→ **Listed entries**
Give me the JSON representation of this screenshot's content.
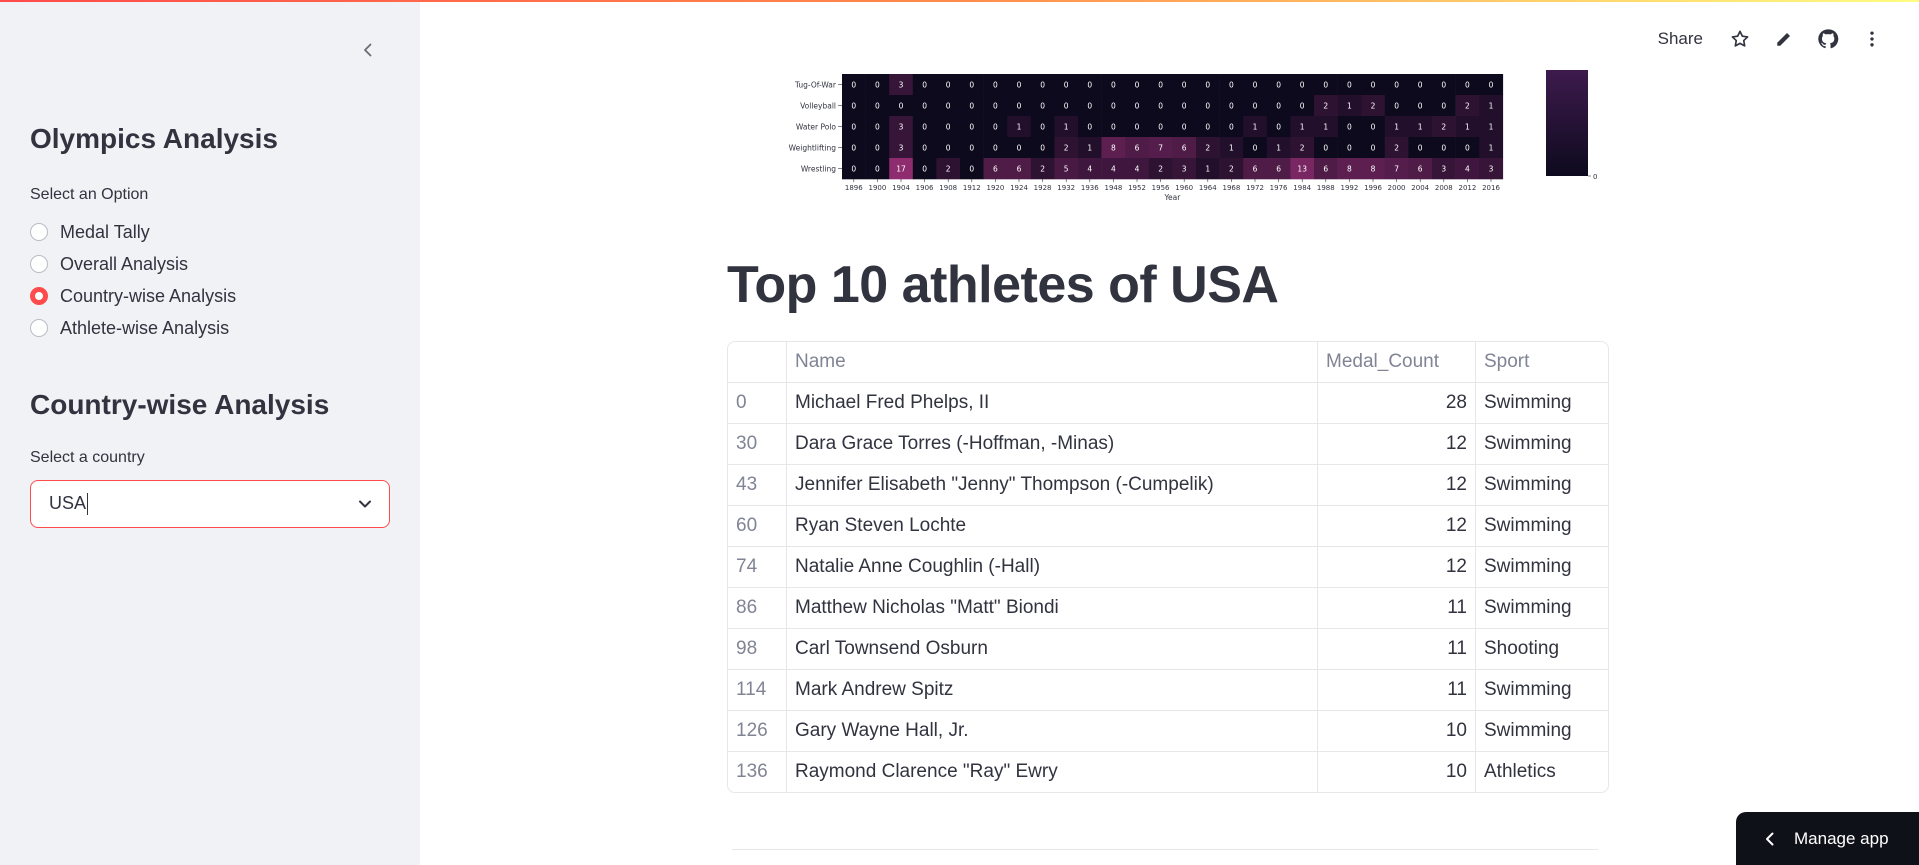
{
  "sidebar": {
    "title": "Olympics Analysis",
    "option_label": "Select an Option",
    "options": [
      {
        "label": "Medal Tally",
        "selected": false
      },
      {
        "label": "Overall Analysis",
        "selected": false
      },
      {
        "label": "Country-wise Analysis",
        "selected": true
      },
      {
        "label": "Athlete-wise Analysis",
        "selected": false
      }
    ],
    "section_title": "Country-wise Analysis",
    "country_label": "Select a country",
    "country_value": "USA"
  },
  "toolbar": {
    "share_label": "Share",
    "icons": [
      "star-icon",
      "edit-icon",
      "github-icon",
      "more-icon"
    ]
  },
  "chart_data": {
    "type": "heatmap",
    "xlabel": "Year",
    "ylabel": "",
    "x": [
      "1896",
      "1900",
      "1904",
      "1906",
      "1908",
      "1912",
      "1920",
      "1924",
      "1928",
      "1932",
      "1936",
      "1948",
      "1952",
      "1956",
      "1960",
      "1964",
      "1968",
      "1972",
      "1976",
      "1984",
      "1988",
      "1992",
      "1996",
      "2000",
      "2004",
      "2008",
      "2012",
      "2016"
    ],
    "y": [
      "Tug-Of-War",
      "Volleyball",
      "Water Polo",
      "Weightlifting",
      "Wrestling"
    ],
    "values": [
      [
        0,
        0,
        3,
        0,
        0,
        0,
        0,
        0,
        0,
        0,
        0,
        0,
        0,
        0,
        0,
        0,
        0,
        0,
        0,
        0,
        0,
        0,
        0,
        0,
        0,
        0,
        0,
        0
      ],
      [
        0,
        0,
        0,
        0,
        0,
        0,
        0,
        0,
        0,
        0,
        0,
        0,
        0,
        0,
        0,
        0,
        0,
        0,
        0,
        0,
        2,
        1,
        2,
        0,
        0,
        0,
        2,
        1,
        2
      ],
      [
        0,
        0,
        3,
        0,
        0,
        0,
        0,
        1,
        0,
        1,
        0,
        0,
        0,
        0,
        0,
        0,
        0,
        1,
        0,
        1,
        1,
        0,
        0,
        1,
        1,
        2,
        1,
        1
      ],
      [
        0,
        0,
        3,
        0,
        0,
        0,
        0,
        0,
        0,
        2,
        1,
        8,
        6,
        7,
        6,
        2,
        1,
        0,
        1,
        2,
        0,
        0,
        0,
        2,
        0,
        0,
        0,
        1
      ],
      [
        0,
        0,
        17,
        0,
        2,
        0,
        6,
        6,
        2,
        5,
        4,
        4,
        4,
        2,
        3,
        1,
        2,
        6,
        6,
        13,
        6,
        8,
        8,
        7,
        6,
        3,
        4,
        3
      ]
    ],
    "colorbar_min_label": "0",
    "colors": {
      "low": "#0d0a1e",
      "high": "#8e2c6f"
    }
  },
  "main": {
    "title": "Top 10 athletes of USA",
    "columns": [
      "",
      "Name",
      "Medal_Count",
      "Sport"
    ],
    "rows": [
      {
        "index": "0",
        "name": "Michael Fred Phelps, II",
        "count": "28",
        "sport": "Swimming"
      },
      {
        "index": "30",
        "name": "Dara Grace Torres (-Hoffman, -Minas)",
        "count": "12",
        "sport": "Swimming"
      },
      {
        "index": "43",
        "name": "Jennifer Elisabeth \"Jenny\" Thompson (-Cumpelik)",
        "count": "12",
        "sport": "Swimming"
      },
      {
        "index": "60",
        "name": "Ryan Steven Lochte",
        "count": "12",
        "sport": "Swimming"
      },
      {
        "index": "74",
        "name": "Natalie Anne Coughlin (-Hall)",
        "count": "12",
        "sport": "Swimming"
      },
      {
        "index": "86",
        "name": "Matthew Nicholas \"Matt\" Biondi",
        "count": "11",
        "sport": "Swimming"
      },
      {
        "index": "98",
        "name": "Carl Townsend Osburn",
        "count": "11",
        "sport": "Shooting"
      },
      {
        "index": "114",
        "name": "Mark Andrew Spitz",
        "count": "11",
        "sport": "Swimming"
      },
      {
        "index": "126",
        "name": "Gary Wayne Hall, Jr.",
        "count": "10",
        "sport": "Swimming"
      },
      {
        "index": "136",
        "name": "Raymond Clarence \"Ray\" Ewry",
        "count": "10",
        "sport": "Athletics"
      }
    ]
  },
  "manage_app_label": "Manage app",
  "colors": {
    "accent": "#ff4b4b",
    "sidebar_bg": "#f0f2f6",
    "text": "#31333f"
  }
}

→ **Requirements**
Except for the pictures, print the data above exactly.

→ **Answer in full**
Give me the JSON representation of this screenshot's content.
{
  "sidebar": {
    "title": "Olympics Analysis",
    "option_label": "Select an Option",
    "options": [
      {
        "label": "Medal Tally",
        "selected": false
      },
      {
        "label": "Overall Analysis",
        "selected": false
      },
      {
        "label": "Country-wise Analysis",
        "selected": true
      },
      {
        "label": "Athlete-wise Analysis",
        "selected": false
      }
    ],
    "section_title": "Country-wise Analysis",
    "country_label": "Select a country",
    "country_value": "USA"
  },
  "toolbar": {
    "share_label": "Share",
    "icons": [
      "star-icon",
      "edit-icon",
      "github-icon",
      "more-icon"
    ]
  },
  "chart_data": {
    "type": "heatmap",
    "xlabel": "Year",
    "ylabel": "",
    "x": [
      "1896",
      "1900",
      "1904",
      "1906",
      "1908",
      "1912",
      "1920",
      "1924",
      "1928",
      "1932",
      "1936",
      "1948",
      "1952",
      "1956",
      "1960",
      "1964",
      "1968",
      "1972",
      "1976",
      "1984",
      "1988",
      "1992",
      "1996",
      "2000",
      "2004",
      "2008",
      "2012",
      "2016"
    ],
    "y": [
      "Tug-Of-War",
      "Volleyball",
      "Water Polo",
      "Weightlifting",
      "Wrestling"
    ],
    "values": [
      [
        0,
        0,
        3,
        0,
        0,
        0,
        0,
        0,
        0,
        0,
        0,
        0,
        0,
        0,
        0,
        0,
        0,
        0,
        0,
        0,
        0,
        0,
        0,
        0,
        0,
        0,
        0,
        0
      ],
      [
        0,
        0,
        0,
        0,
        0,
        0,
        0,
        0,
        0,
        0,
        0,
        0,
        0,
        0,
        0,
        0,
        0,
        0,
        0,
        0,
        2,
        1,
        2,
        0,
        0,
        0,
        2,
        1,
        2
      ],
      [
        0,
        0,
        3,
        0,
        0,
        0,
        0,
        1,
        0,
        1,
        0,
        0,
        0,
        0,
        0,
        0,
        0,
        1,
        0,
        1,
        1,
        0,
        0,
        1,
        1,
        2,
        1,
        1
      ],
      [
        0,
        0,
        3,
        0,
        0,
        0,
        0,
        0,
        0,
        2,
        1,
        8,
        6,
        7,
        6,
        2,
        1,
        0,
        1,
        2,
        0,
        0,
        0,
        2,
        0,
        0,
        0,
        1
      ],
      [
        0,
        0,
        17,
        0,
        2,
        0,
        6,
        6,
        2,
        5,
        4,
        4,
        4,
        2,
        3,
        1,
        2,
        6,
        6,
        13,
        6,
        8,
        8,
        7,
        6,
        3,
        4,
        3
      ]
    ],
    "colorbar_min_label": "0",
    "colors": {
      "low": "#0d0a1e",
      "high": "#8e2c6f"
    }
  },
  "main": {
    "title": "Top 10 athletes of USA",
    "columns": [
      "",
      "Name",
      "Medal_Count",
      "Sport"
    ],
    "rows": [
      {
        "index": "0",
        "name": "Michael Fred Phelps, II",
        "count": "28",
        "sport": "Swimming"
      },
      {
        "index": "30",
        "name": "Dara Grace Torres (-Hoffman, -Minas)",
        "count": "12",
        "sport": "Swimming"
      },
      {
        "index": "43",
        "name": "Jennifer Elisabeth \"Jenny\" Thompson (-Cumpelik)",
        "count": "12",
        "sport": "Swimming"
      },
      {
        "index": "60",
        "name": "Ryan Steven Lochte",
        "count": "12",
        "sport": "Swimming"
      },
      {
        "index": "74",
        "name": "Natalie Anne Coughlin (-Hall)",
        "count": "12",
        "sport": "Swimming"
      },
      {
        "index": "86",
        "name": "Matthew Nicholas \"Matt\" Biondi",
        "count": "11",
        "sport": "Swimming"
      },
      {
        "index": "98",
        "name": "Carl Townsend Osburn",
        "count": "11",
        "sport": "Shooting"
      },
      {
        "index": "114",
        "name": "Mark Andrew Spitz",
        "count": "11",
        "sport": "Swimming"
      },
      {
        "index": "126",
        "name": "Gary Wayne Hall, Jr.",
        "count": "10",
        "sport": "Swimming"
      },
      {
        "index": "136",
        "name": "Raymond Clarence \"Ray\" Ewry",
        "count": "10",
        "sport": "Athletics"
      }
    ]
  },
  "manage_app_label": "Manage app",
  "colors": {
    "accent": "#ff4b4b",
    "sidebar_bg": "#f0f2f6",
    "text": "#31333f"
  }
}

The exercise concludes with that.